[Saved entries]
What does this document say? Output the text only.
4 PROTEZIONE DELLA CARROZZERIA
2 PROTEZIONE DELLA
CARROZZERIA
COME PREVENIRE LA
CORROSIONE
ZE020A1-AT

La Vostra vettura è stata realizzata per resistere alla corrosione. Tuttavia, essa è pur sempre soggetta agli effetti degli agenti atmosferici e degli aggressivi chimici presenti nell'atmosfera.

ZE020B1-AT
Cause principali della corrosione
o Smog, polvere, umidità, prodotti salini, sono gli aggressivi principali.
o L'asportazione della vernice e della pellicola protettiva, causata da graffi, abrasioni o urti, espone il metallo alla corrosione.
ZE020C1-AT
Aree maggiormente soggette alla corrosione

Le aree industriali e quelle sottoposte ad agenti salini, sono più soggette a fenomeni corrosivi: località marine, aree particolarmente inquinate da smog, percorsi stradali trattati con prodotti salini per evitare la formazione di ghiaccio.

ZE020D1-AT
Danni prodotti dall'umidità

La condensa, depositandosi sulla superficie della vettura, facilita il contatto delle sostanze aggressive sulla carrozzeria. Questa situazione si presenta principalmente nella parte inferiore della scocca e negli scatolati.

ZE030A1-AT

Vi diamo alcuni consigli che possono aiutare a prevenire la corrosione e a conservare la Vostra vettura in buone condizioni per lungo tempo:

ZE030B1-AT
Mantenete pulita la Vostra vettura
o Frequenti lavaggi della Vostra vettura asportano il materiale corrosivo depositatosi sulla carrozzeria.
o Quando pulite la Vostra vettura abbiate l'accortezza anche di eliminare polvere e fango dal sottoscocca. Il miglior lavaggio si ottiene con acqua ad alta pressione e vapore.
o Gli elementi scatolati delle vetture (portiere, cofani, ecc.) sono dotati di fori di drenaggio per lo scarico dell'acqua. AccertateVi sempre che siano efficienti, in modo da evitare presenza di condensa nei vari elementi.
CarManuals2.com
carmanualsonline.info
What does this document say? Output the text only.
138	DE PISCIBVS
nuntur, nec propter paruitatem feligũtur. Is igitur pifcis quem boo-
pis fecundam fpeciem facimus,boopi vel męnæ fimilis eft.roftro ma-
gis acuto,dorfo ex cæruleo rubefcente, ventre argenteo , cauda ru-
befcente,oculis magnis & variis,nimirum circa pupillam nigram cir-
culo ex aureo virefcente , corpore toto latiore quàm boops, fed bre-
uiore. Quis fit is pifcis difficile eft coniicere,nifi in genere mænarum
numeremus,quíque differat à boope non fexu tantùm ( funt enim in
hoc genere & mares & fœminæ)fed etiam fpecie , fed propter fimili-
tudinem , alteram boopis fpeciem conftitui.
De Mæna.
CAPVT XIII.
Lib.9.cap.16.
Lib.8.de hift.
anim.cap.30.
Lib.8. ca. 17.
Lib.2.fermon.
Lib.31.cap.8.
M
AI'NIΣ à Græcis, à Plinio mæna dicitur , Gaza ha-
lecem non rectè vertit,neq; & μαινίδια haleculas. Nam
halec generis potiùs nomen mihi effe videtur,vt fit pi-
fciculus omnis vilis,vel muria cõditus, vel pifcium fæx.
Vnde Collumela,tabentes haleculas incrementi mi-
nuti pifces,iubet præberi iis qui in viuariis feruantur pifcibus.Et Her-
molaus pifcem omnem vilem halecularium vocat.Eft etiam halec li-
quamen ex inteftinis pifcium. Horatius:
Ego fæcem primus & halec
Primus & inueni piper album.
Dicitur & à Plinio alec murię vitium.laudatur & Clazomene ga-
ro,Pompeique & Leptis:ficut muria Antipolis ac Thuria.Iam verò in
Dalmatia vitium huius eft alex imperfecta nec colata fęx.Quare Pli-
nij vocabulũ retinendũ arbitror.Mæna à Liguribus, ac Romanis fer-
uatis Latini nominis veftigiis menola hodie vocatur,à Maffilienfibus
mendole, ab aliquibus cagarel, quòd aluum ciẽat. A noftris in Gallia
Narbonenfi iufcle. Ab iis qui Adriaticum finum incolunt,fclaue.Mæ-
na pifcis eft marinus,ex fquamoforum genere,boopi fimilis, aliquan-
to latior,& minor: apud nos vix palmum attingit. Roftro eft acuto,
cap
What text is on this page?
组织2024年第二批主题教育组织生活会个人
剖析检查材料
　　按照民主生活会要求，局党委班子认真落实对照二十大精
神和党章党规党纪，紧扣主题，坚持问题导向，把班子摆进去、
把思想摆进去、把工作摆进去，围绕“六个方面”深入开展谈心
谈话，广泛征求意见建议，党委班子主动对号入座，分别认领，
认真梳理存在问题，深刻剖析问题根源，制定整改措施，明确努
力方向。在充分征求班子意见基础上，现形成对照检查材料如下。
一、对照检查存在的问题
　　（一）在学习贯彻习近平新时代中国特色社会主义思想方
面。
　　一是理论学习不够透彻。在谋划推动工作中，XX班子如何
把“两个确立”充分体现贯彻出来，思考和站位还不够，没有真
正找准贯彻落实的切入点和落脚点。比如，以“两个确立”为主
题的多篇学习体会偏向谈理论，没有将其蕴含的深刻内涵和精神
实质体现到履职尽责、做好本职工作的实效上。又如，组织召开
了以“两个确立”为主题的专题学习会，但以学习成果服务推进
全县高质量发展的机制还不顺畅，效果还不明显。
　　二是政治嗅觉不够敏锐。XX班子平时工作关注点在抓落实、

PROBLEM STATEMENT: Return, word for word, each line from the line that contains "What text is on this page?" to the end of the listing above; include both end lines and nothing else.

RIGHT ANSWER:
What text is on this page?
组织2024年第二批主题教育组织生活会个人
剖析检查材料
　　按照民主生活会要求，局党委班子认真落实对照二十大精
神和党章党规党纪，紧扣主题，坚持问题导向，把班子摆进去、
把思想摆进去、把工作摆进去，围绕“六个方面”深入开展谈心
谈话，广泛征求意见建议，党委班子主动对号入座，分别认领，
认真梳理存在问题，深刻剖析问题根源，制定整改措施，明确努
力方向。在充分征求班子意见基础上，现形成对照检查材料如下。
一、对照检查存在的问题
　　（一）在学习贯彻习近平新时代中国特色社会主义思想方
面。
　　一是理论学习不够透彻。在谋划推动工作中，XX班子如何
把“两个确立”充分体现贯彻出来，思考和站位还不够，没有真
正找准贯彻落实的切入点和落脚点。比如，以“两个确立”为主
题的多篇学习体会偏向谈理论，没有将其蕴含的深刻内涵和精神
实质体现到履职尽责、做好本职工作的实效上。又如，组织召开
了以“两个确立”为主题的专题学习会，但以学习成果服务推进
全县高质量发展的机制还不顺畅，效果还不明显。
　　二是政治嗅觉不够敏锐。XX班子平时工作关注点在抓落实、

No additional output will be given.